Rewrite the entries from the beginning through the line containing "document-body: 尊敬的观众朋友们: 我们很抱歉的通知各位，原定于", swapping "salutation" for "greeting" and leaving everything else unchanged.

[Element placement data]
--------------------------------

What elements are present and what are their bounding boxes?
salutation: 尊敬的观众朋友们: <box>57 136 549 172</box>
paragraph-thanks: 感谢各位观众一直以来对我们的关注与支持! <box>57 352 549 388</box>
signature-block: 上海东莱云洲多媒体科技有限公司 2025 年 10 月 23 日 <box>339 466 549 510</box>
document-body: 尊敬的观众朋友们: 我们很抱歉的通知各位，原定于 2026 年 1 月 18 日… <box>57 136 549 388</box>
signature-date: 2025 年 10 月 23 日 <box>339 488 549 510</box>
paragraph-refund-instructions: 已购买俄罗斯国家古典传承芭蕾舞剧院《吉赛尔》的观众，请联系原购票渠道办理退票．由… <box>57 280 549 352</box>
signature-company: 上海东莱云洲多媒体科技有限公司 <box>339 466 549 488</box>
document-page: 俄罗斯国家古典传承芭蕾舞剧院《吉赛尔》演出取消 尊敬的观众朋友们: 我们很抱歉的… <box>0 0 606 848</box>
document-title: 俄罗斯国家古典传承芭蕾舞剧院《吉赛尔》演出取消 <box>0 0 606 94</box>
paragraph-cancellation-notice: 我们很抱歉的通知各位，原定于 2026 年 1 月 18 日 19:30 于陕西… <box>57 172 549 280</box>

--------------------------------

◆ Problem solution:
What elements are present and what are their bounding boxes?
greeting: 尊敬的观众朋友们: <box>57 136 549 172</box>
paragraph-thanks: 感谢各位观众一直以来对我们的关注与支持! <box>57 352 549 388</box>
signature-block: 上海东莱云洲多媒体科技有限公司 2025 年 10 月 23 日 <box>339 466 549 510</box>
document-body: 尊敬的观众朋友们: 我们很抱歉的通知各位，原定于 2026 年 1 月 18 日… <box>57 136 549 388</box>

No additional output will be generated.